- _Given instruction_
Determine how many lines include the string "title". Output that number only.
#####
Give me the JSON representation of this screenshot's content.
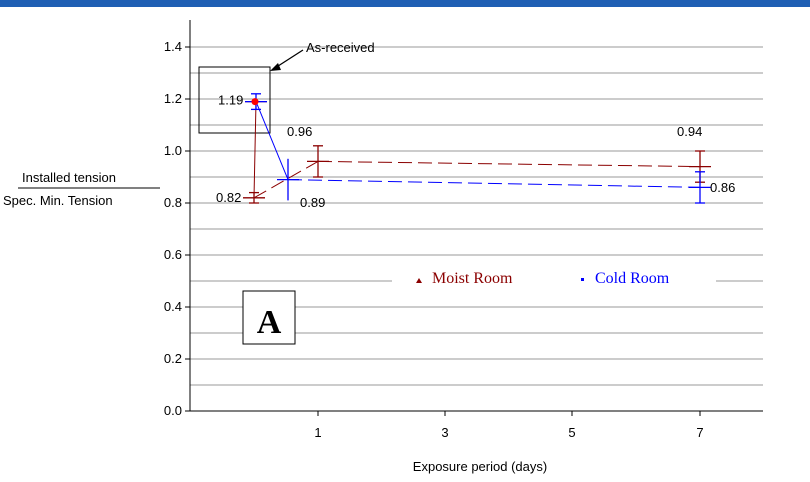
{
  "chart_data": {
    "type": "line",
    "xlabel": "Exposure period (days)",
    "ylabel_numerator": "Installed tension",
    "ylabel_denominator": "Spec. Min. Tension",
    "x_ticks": [
      1,
      3,
      5,
      7
    ],
    "ylim": [
      0.0,
      1.4
    ],
    "y_ticks": [
      "0.0",
      "0.2",
      "0.4",
      "0.6",
      "0.8",
      "1.0",
      "1.2",
      "1.4"
    ],
    "grid": "horizontal",
    "panel_label": "A",
    "as_received": {
      "label": "As-received",
      "value": 1.19,
      "value_label": "1.19",
      "color": "#ff0000"
    },
    "legend_position": "center",
    "series": [
      {
        "name": "Moist Room",
        "color": "#8b0000",
        "line_style": "dashed",
        "points": [
          {
            "x": -1.0,
            "y": 1.19,
            "err": 0.0
          },
          {
            "x": 0.0,
            "y": 0.82,
            "err": 0.02,
            "label": "0.82"
          },
          {
            "x": 1.0,
            "y": 0.96,
            "err": 0.06,
            "label": "0.96"
          },
          {
            "x": 7.0,
            "y": 0.94,
            "err": 0.06,
            "label": "0.94"
          }
        ]
      },
      {
        "name": "Cold Room",
        "color": "#0000ff",
        "line_style": "dashed",
        "points": [
          {
            "x": -1.0,
            "y": 1.19,
            "err": 0.03
          },
          {
            "x": 0.0,
            "y": 0.89,
            "err": 0.08,
            "label": "0.89"
          },
          {
            "x": 7.0,
            "y": 0.86,
            "err": 0.06,
            "label": "0.86"
          }
        ]
      }
    ]
  }
}
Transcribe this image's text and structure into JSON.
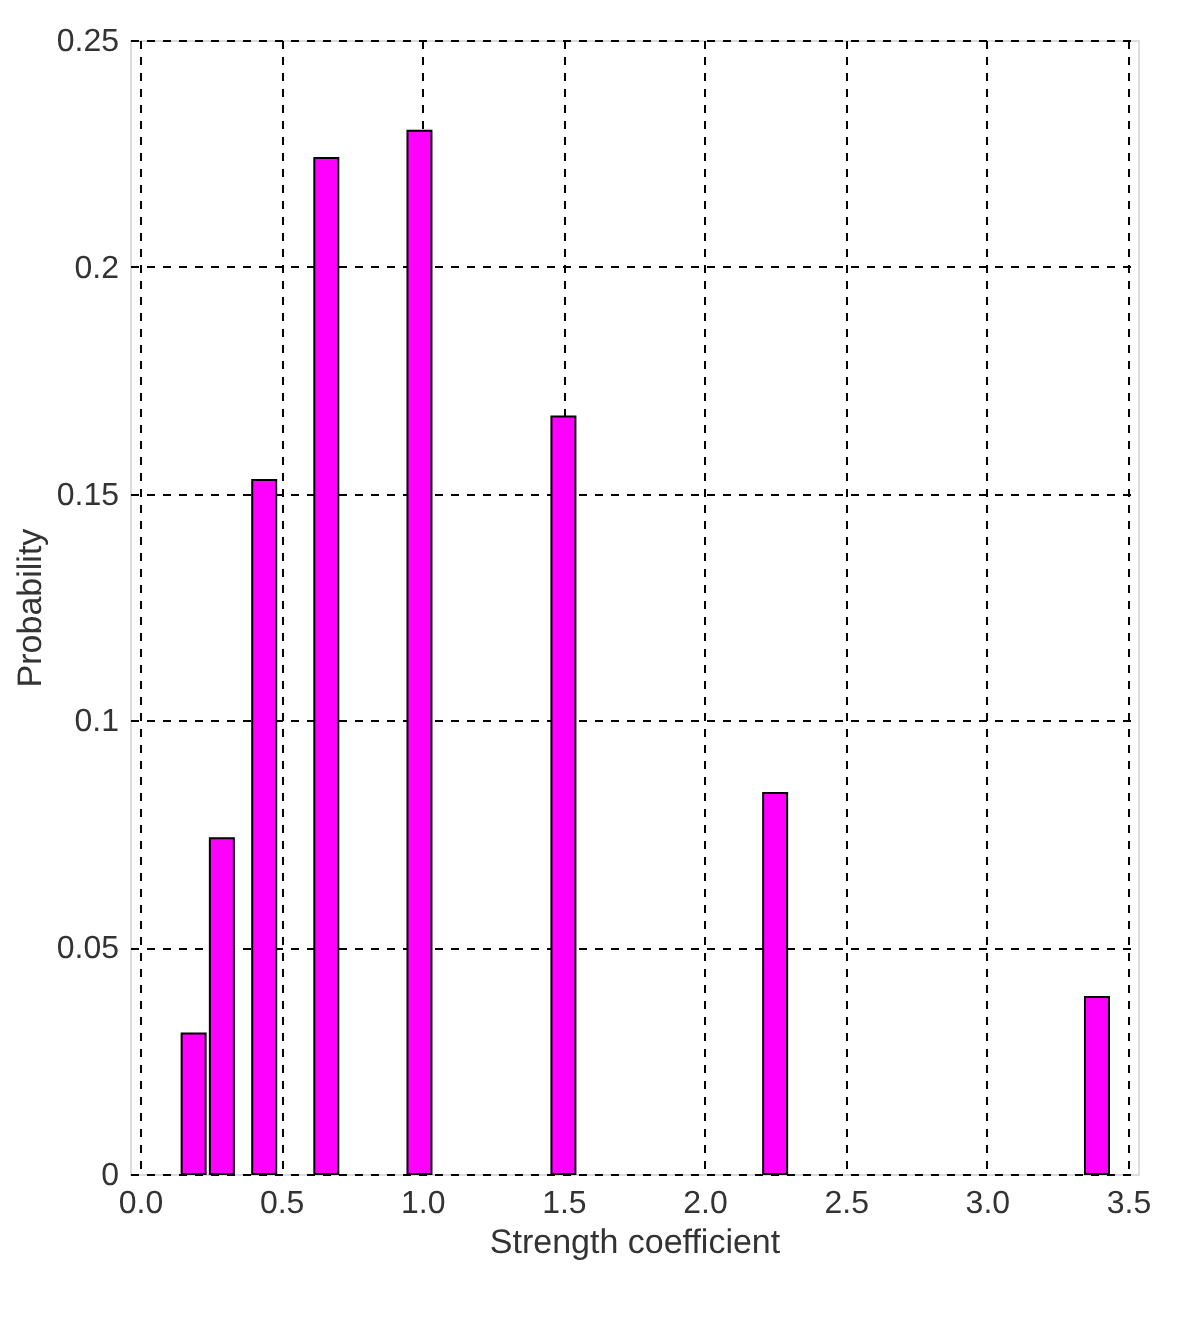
{
  "chart_data": {
    "type": "bar",
    "xlabel": "Strength coefficient",
    "ylabel": "Probability",
    "x": [
      0.19,
      0.29,
      0.44,
      0.66,
      0.99,
      1.5,
      2.25,
      3.39
    ],
    "values": [
      0.031,
      0.074,
      0.153,
      0.224,
      0.23,
      0.167,
      0.084,
      0.039
    ],
    "color": "#ff00ff",
    "xlim": [
      0,
      3.5
    ],
    "xticks": [
      {
        "value": 0,
        "label": "0.0"
      },
      {
        "value": 0.5,
        "label": "0.5"
      },
      {
        "value": 1,
        "label": "1.0"
      },
      {
        "value": 1.5,
        "label": "1.5"
      },
      {
        "value": 2,
        "label": "2.0"
      },
      {
        "value": 2.5,
        "label": "2.5"
      },
      {
        "value": 3,
        "label": "3.0"
      },
      {
        "value": 3.5,
        "label": "3.5"
      }
    ],
    "ylim": [
      0,
      0.25
    ],
    "yticks": [
      0,
      0.05,
      0.1,
      0.15,
      0.2,
      0.25
    ],
    "grid": true
  }
}
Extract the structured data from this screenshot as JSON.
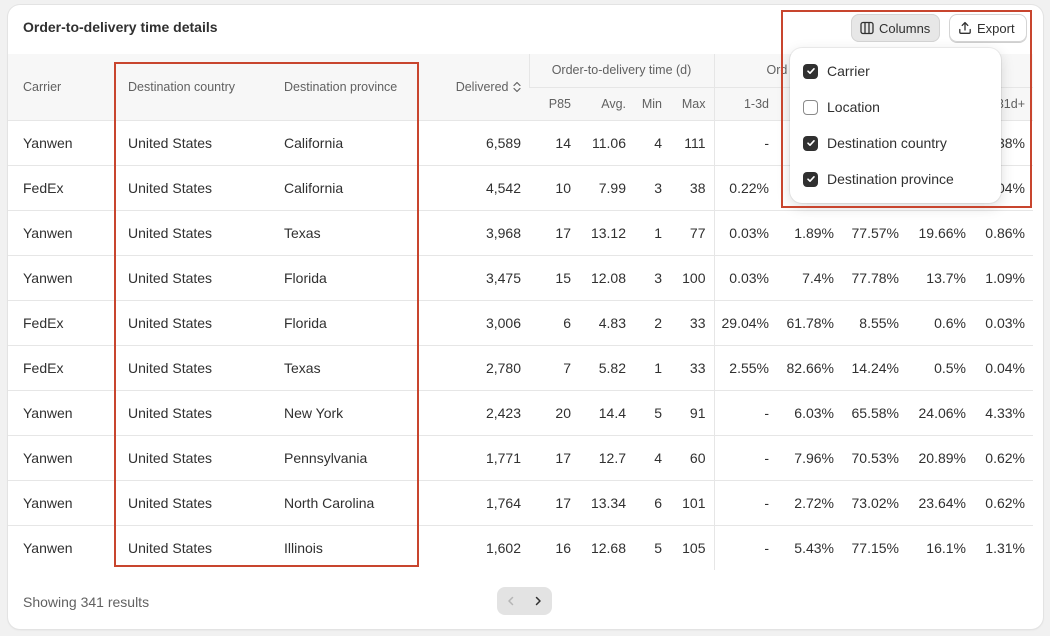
{
  "card": {
    "title": "Order-to-delivery time details"
  },
  "toolbar": {
    "columns_label": "Columns",
    "export_label": "Export"
  },
  "table": {
    "headers": {
      "carrier": "Carrier",
      "destination_country": "Destination country",
      "destination_province": "Destination province",
      "delivered": "Delivered",
      "o2d_group": "Order-to-delivery time (d)",
      "dist_group": "Ord",
      "p85": "P85",
      "avg": "Avg.",
      "min": "Min",
      "max": "Max",
      "b1": "1-3d",
      "b5": "31d+"
    },
    "rows": [
      [
        "Yanwen",
        "United States",
        "California",
        "6,589",
        "14",
        "11.06",
        "4",
        "111",
        "-",
        "",
        "",
        "",
        "38%"
      ],
      [
        "FedEx",
        "United States",
        "California",
        "4,542",
        "10",
        "7.99",
        "3",
        "38",
        "0.22%",
        "",
        "",
        "",
        "04%"
      ],
      [
        "Yanwen",
        "United States",
        "Texas",
        "3,968",
        "17",
        "13.12",
        "1",
        "77",
        "0.03%",
        "1.89%",
        "77.57%",
        "19.66%",
        "0.86%"
      ],
      [
        "Yanwen",
        "United States",
        "Florida",
        "3,475",
        "15",
        "12.08",
        "3",
        "100",
        "0.03%",
        "7.4%",
        "77.78%",
        "13.7%",
        "1.09%"
      ],
      [
        "FedEx",
        "United States",
        "Florida",
        "3,006",
        "6",
        "4.83",
        "2",
        "33",
        "29.04%",
        "61.78%",
        "8.55%",
        "0.6%",
        "0.03%"
      ],
      [
        "FedEx",
        "United States",
        "Texas",
        "2,780",
        "7",
        "5.82",
        "1",
        "33",
        "2.55%",
        "82.66%",
        "14.24%",
        "0.5%",
        "0.04%"
      ],
      [
        "Yanwen",
        "United States",
        "New York",
        "2,423",
        "20",
        "14.4",
        "5",
        "91",
        "-",
        "6.03%",
        "65.58%",
        "24.06%",
        "4.33%"
      ],
      [
        "Yanwen",
        "United States",
        "Pennsylvania",
        "1,771",
        "17",
        "12.7",
        "4",
        "60",
        "-",
        "7.96%",
        "70.53%",
        "20.89%",
        "0.62%"
      ],
      [
        "Yanwen",
        "United States",
        "North Carolina",
        "1,764",
        "17",
        "13.34",
        "6",
        "101",
        "-",
        "2.72%",
        "73.02%",
        "23.64%",
        "0.62%"
      ],
      [
        "Yanwen",
        "United States",
        "Illinois",
        "1,602",
        "16",
        "12.68",
        "5",
        "105",
        "-",
        "5.43%",
        "77.15%",
        "16.1%",
        "1.31%"
      ]
    ]
  },
  "footer": {
    "results_text": "Showing 341 results"
  },
  "columns_menu": {
    "options": [
      {
        "label": "Carrier",
        "checked": true
      },
      {
        "label": "Location",
        "checked": false
      },
      {
        "label": "Destination country",
        "checked": true
      },
      {
        "label": "Destination province",
        "checked": true
      }
    ]
  },
  "colors": {
    "highlight": "#c8452e",
    "checkbox_on": "#303030",
    "header_bg": "#f7f7f7"
  }
}
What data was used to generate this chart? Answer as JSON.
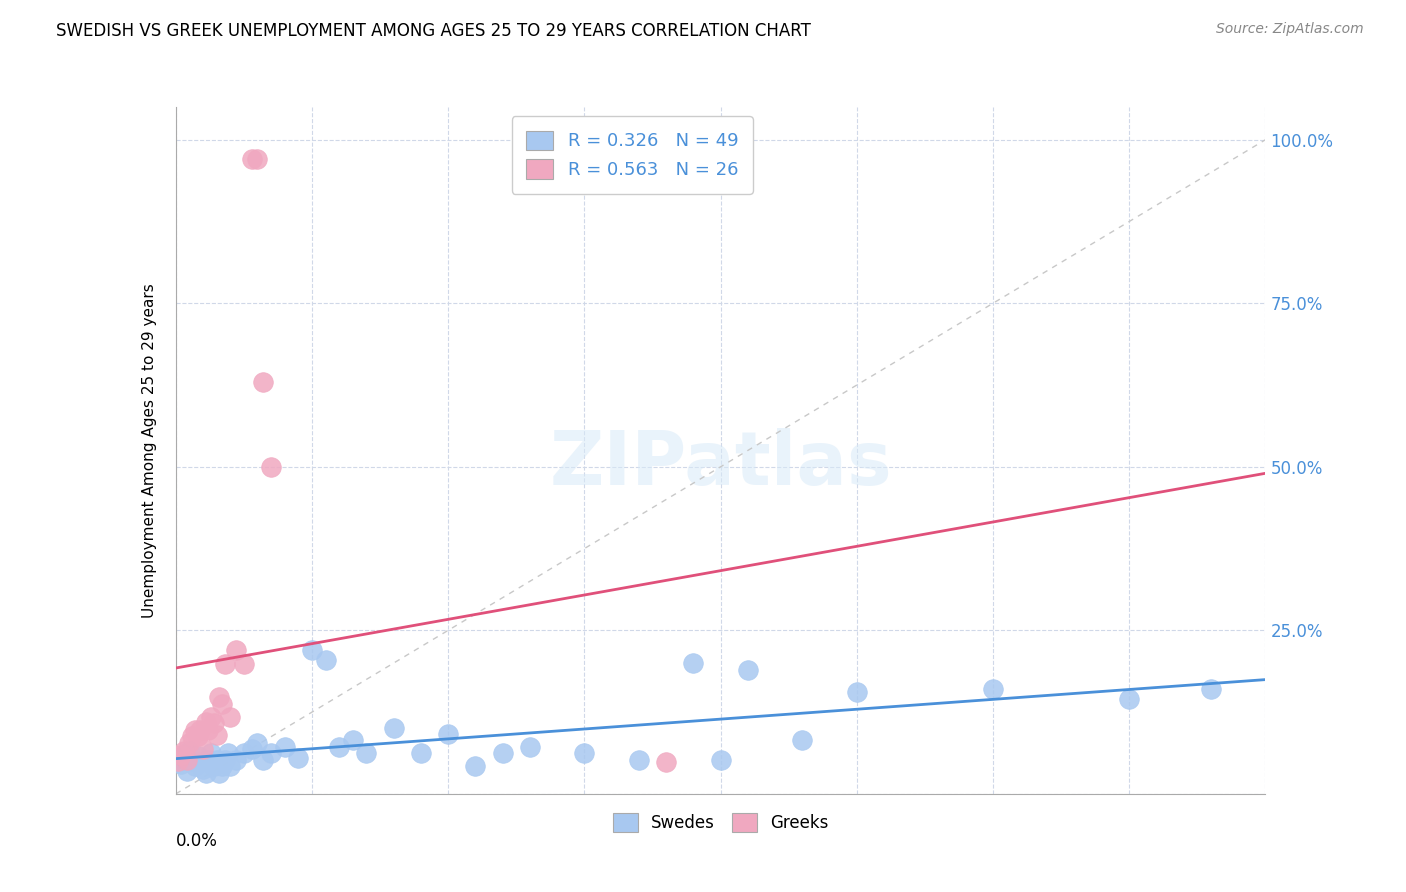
{
  "title": "SWEDISH VS GREEK UNEMPLOYMENT AMONG AGES 25 TO 29 YEARS CORRELATION CHART",
  "source": "Source: ZipAtlas.com",
  "ylabel": "Unemployment Among Ages 25 to 29 years",
  "yticks": [
    0.0,
    0.25,
    0.5,
    0.75,
    1.0
  ],
  "ytick_labels": [
    "",
    "25.0%",
    "50.0%",
    "75.0%",
    "100.0%"
  ],
  "legend_swedes": "Swedes",
  "legend_greeks": "Greeks",
  "R_swedes": 0.326,
  "N_swedes": 49,
  "R_greeks": 0.563,
  "N_greeks": 26,
  "swedes_color": "#a8c8f0",
  "greeks_color": "#f0a8c0",
  "swedes_line_color": "#4a90d9",
  "greeks_line_color": "#e0507a",
  "diagonal_color": "#c8c8c8",
  "background_color": "#ffffff",
  "swedes_x": [
    0.001,
    0.002,
    0.003,
    0.004,
    0.005,
    0.006,
    0.007,
    0.008,
    0.009,
    0.01,
    0.011,
    0.012,
    0.013,
    0.014,
    0.015,
    0.016,
    0.017,
    0.018,
    0.019,
    0.02,
    0.022,
    0.025,
    0.028,
    0.03,
    0.032,
    0.035,
    0.04,
    0.045,
    0.05,
    0.055,
    0.06,
    0.065,
    0.07,
    0.08,
    0.09,
    0.1,
    0.11,
    0.12,
    0.13,
    0.15,
    0.17,
    0.19,
    0.2,
    0.21,
    0.23,
    0.25,
    0.3,
    0.35,
    0.38
  ],
  "swedes_y": [
    0.055,
    0.045,
    0.06,
    0.035,
    0.065,
    0.05,
    0.042,
    0.058,
    0.048,
    0.038,
    0.032,
    0.052,
    0.062,
    0.042,
    0.052,
    0.032,
    0.042,
    0.052,
    0.062,
    0.042,
    0.052,
    0.062,
    0.068,
    0.078,
    0.052,
    0.062,
    0.072,
    0.055,
    0.22,
    0.205,
    0.072,
    0.082,
    0.062,
    0.1,
    0.062,
    0.092,
    0.042,
    0.062,
    0.072,
    0.062,
    0.052,
    0.2,
    0.052,
    0.19,
    0.082,
    0.155,
    0.16,
    0.145,
    0.16
  ],
  "greeks_x": [
    0.001,
    0.002,
    0.003,
    0.004,
    0.005,
    0.006,
    0.007,
    0.008,
    0.009,
    0.01,
    0.011,
    0.012,
    0.013,
    0.014,
    0.015,
    0.016,
    0.017,
    0.018,
    0.02,
    0.022,
    0.025,
    0.028,
    0.03,
    0.032,
    0.035,
    0.18
  ],
  "greeks_y": [
    0.05,
    0.06,
    0.065,
    0.052,
    0.078,
    0.088,
    0.098,
    0.088,
    0.098,
    0.068,
    0.11,
    0.098,
    0.118,
    0.108,
    0.09,
    0.148,
    0.138,
    0.198,
    0.118,
    0.22,
    0.198,
    0.97,
    0.97,
    0.63,
    0.5,
    0.048
  ]
}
#####
- _Response to this task_
2